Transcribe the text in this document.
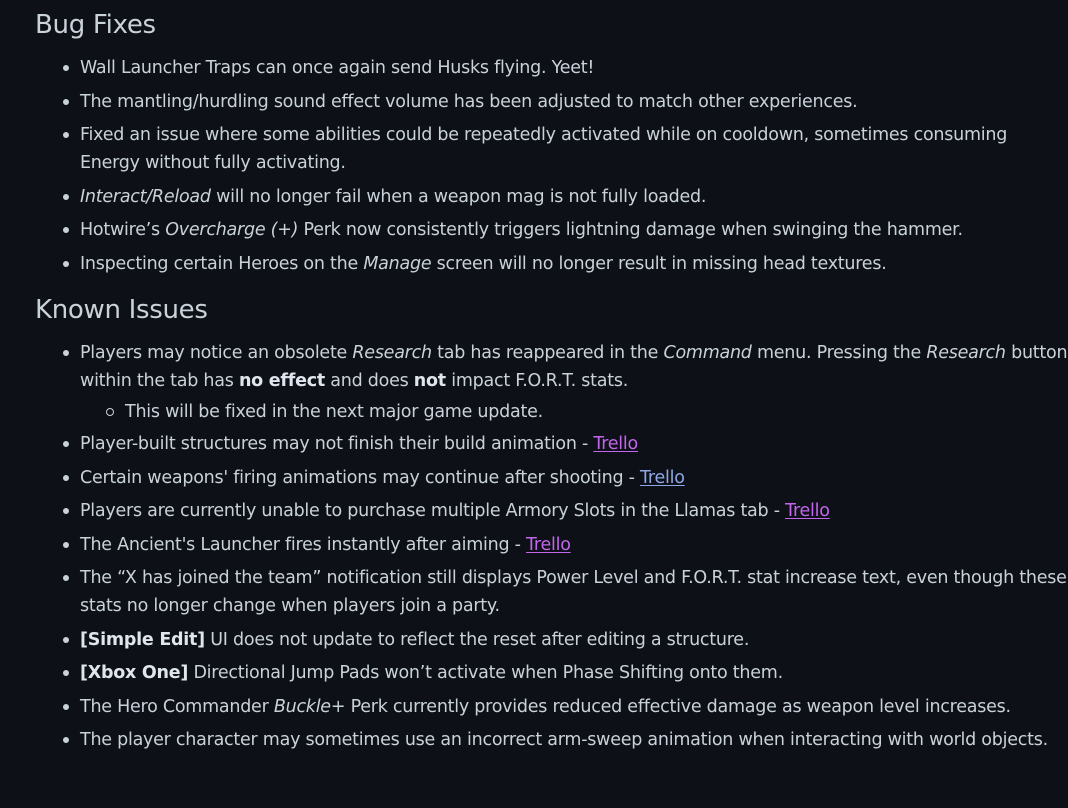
Bug Fixes
Wall Launcher Traps can once again send Husks flying. Yeet!
The mantling/hurdling sound effect volume has been adjusted to match other experiences.
Fixed an issue where some abilities could be repeatedly activated while on cooldown, sometimes consuming Energy without fully activating.
Interact/Reload will no longer fail when a weapon mag is not fully loaded.
Hotwire’s Overcharge (+) Perk now consistently triggers lightning damage when swinging the hammer.
Inspecting certain Heroes on the Manage screen will no longer result in missing head textures.
Known Issues
Players may notice an obsolete Research tab has reappeared in the Command menu. Pressing the Research button within the tab has no effect and does not impact F.O.R.T. stats.
This will be fixed in the next major game update.
Player-built structures may not finish their build animation - Trello
Certain weapons' firing animations may continue after shooting - Trello
Players are currently unable to purchase multiple Armory Slots in the Llamas tab - Trello
The Ancient's Launcher fires instantly after aiming - Trello
The “X has joined the team” notification still displays Power Level and F.O.R.T. stat increase text, even though these stats no longer change when players join a party.
[Simple Edit] UI does not update to reflect the reset after editing a structure.
[Xbox One] Directional Jump Pads won’t activate when Phase Shifting onto them.
The Hero Commander Buckle+ Perk currently provides reduced effective damage as weapon level increases.
The player character may sometimes use an incorrect arm-sweep animation when interacting with world objects.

#### Work to complete
Return the full material word for word. Do not include the pictures.

#### Solution for this problem
Transcribe the text in this document.
Bug Fixes
Wall Launcher Traps can once again send Husks flying. Yeet!
The mantling/hurdling sound effect volume has been adjusted to match other experiences.
Fixed an issue where some abilities could be repeatedly activated while on cooldown, sometimes consuming Energy without fully activating.
Interact/Reload will no longer fail when a weapon mag is not fully loaded.
Hotwire’s Overcharge (+) Perk now consistently triggers lightning damage when swinging the hammer.
Inspecting certain Heroes on the Manage screen will no longer result in missing head textures.
Known Issues
Players may notice an obsolete Research tab has reappeared in the Command menu. Pressing the Research button within the tab has no effect and does not impact F.O.R.T. stats.
This will be fixed in the next major game update.
Player-built structures may not finish their build animation - Trello
Certain weapons' firing animations may continue after shooting - Trello
Players are currently unable to purchase multiple Armory Slots in the Llamas tab - Trello
The Ancient's Launcher fires instantly after aiming - Trello
The “X has joined the team” notification still displays Power Level and F.O.R.T. stat increase text, even though these stats no longer change when players join a party.
[Simple Edit] UI does not update to reflect the reset after editing a structure.
[Xbox One] Directional Jump Pads won’t activate when Phase Shifting onto them.
The Hero Commander Buckle+ Perk currently provides reduced effective damage as weapon level increases.
The player character may sometimes use an incorrect arm-sweep animation when interacting with world objects.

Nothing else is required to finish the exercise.